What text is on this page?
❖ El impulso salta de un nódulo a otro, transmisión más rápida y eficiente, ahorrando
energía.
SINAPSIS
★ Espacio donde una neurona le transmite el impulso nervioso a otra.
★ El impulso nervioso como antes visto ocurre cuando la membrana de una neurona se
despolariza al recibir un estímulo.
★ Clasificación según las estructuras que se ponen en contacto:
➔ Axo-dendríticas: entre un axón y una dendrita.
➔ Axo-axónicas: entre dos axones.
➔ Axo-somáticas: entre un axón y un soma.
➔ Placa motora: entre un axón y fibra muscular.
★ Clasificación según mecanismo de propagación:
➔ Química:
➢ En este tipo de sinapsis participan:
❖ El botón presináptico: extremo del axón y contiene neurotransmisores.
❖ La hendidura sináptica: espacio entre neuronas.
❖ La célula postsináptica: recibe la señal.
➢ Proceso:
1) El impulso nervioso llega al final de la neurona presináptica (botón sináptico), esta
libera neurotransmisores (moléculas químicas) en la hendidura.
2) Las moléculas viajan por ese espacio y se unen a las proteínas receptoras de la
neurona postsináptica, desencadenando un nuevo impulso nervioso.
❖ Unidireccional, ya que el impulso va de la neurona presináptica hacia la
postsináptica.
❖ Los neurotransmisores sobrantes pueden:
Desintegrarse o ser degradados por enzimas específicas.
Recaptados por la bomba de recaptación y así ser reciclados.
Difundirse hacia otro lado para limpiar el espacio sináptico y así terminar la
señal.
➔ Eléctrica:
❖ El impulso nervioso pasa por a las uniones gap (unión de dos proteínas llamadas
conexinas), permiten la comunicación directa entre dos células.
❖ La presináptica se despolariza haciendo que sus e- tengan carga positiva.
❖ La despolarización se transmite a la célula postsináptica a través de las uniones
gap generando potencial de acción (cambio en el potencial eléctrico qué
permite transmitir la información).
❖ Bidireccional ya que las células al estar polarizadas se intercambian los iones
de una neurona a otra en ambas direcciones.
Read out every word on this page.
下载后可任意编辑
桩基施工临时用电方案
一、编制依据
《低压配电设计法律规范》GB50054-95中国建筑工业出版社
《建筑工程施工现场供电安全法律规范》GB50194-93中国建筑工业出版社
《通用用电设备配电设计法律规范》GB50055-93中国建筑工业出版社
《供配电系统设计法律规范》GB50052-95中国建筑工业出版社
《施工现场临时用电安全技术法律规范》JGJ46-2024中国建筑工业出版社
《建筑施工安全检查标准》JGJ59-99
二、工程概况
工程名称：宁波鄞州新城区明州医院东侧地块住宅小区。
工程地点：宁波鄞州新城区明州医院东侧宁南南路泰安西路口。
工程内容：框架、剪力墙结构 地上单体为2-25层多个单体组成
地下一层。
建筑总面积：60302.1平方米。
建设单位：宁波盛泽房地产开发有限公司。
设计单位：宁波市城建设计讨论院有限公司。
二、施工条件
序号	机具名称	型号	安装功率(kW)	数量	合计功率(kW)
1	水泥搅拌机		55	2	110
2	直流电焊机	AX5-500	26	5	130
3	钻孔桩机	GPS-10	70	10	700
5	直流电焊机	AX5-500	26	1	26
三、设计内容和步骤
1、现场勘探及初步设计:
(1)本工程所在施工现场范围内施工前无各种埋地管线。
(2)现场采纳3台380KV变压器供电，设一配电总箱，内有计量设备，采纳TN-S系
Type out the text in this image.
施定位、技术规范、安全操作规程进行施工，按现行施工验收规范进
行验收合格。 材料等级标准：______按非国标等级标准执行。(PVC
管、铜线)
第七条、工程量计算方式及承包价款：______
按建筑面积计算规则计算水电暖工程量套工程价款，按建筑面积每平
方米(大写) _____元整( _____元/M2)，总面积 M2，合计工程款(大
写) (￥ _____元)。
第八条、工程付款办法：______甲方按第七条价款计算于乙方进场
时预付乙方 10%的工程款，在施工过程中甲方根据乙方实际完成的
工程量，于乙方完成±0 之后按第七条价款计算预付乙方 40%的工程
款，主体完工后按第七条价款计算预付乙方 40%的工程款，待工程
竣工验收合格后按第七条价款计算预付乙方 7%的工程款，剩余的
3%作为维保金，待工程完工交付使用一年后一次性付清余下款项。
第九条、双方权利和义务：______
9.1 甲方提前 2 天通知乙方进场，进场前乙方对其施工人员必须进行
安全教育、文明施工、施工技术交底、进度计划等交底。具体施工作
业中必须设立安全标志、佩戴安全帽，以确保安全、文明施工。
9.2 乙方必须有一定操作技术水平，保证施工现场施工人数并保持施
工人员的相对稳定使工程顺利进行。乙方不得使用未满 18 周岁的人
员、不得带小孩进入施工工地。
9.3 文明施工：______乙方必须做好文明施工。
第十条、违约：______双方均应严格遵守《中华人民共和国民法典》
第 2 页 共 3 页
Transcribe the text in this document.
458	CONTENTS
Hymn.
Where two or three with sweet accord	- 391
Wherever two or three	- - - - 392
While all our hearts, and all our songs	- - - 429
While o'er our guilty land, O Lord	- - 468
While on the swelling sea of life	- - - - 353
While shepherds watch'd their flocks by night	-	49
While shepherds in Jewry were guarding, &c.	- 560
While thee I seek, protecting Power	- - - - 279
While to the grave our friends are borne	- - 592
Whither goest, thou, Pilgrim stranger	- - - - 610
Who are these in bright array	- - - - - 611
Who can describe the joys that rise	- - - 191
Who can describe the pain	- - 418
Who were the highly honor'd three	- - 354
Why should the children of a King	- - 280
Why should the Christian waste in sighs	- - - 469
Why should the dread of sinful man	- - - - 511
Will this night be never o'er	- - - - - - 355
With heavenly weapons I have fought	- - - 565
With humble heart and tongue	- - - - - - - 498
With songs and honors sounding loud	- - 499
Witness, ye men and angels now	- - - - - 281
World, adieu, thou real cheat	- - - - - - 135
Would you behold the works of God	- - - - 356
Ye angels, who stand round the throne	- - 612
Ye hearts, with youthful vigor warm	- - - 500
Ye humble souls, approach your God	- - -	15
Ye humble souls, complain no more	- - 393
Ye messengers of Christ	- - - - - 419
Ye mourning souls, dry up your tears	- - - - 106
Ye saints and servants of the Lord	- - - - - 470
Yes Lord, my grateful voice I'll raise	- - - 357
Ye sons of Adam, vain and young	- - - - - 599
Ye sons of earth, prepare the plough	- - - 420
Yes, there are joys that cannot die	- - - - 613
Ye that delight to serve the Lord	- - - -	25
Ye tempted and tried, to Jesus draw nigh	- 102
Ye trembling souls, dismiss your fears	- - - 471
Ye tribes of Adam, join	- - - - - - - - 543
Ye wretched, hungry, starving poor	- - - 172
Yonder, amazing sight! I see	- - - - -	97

■ ■ ■

> _Task details_
Among the lines of the data above, count those holding "moléculas" and state only the number.

> _Full answer_
2